» **SHORT PROBLEM**
Repeat the listing below in full, exactly as it stands.

··· DATA PROVIDED

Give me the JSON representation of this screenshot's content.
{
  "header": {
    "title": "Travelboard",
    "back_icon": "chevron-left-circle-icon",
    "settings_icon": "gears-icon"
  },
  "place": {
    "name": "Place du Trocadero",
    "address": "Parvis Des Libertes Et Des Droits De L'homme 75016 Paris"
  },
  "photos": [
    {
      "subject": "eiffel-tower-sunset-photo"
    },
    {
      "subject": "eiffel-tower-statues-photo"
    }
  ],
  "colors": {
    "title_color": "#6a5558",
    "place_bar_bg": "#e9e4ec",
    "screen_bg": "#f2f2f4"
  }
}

······

» **COMPLETED EXERCISE**
Give me the JSON representation of this screenshot's content.
{
  "header": {
    "title": "Travelboard",
    "back_icon": "chevron-left-circle-icon",
    "settings_icon": "gears-icon"
  },
  "place": {
    "name": "Place du Trocadero",
    "address": "Parvis Des Libertes Et Des Droits De L'homme 75016 Paris"
  },
  "photos": [
    {
      "subject": "eiffel-tower-sunset-photo"
    },
    {
      "subject": "eiffel-tower-statues-photo"
    }
  ],
  "colors": {
    "title_color": "#6a5558",
    "place_bar_bg": "#e9e4ec",
    "screen_bg": "#f2f2f4"
  }
}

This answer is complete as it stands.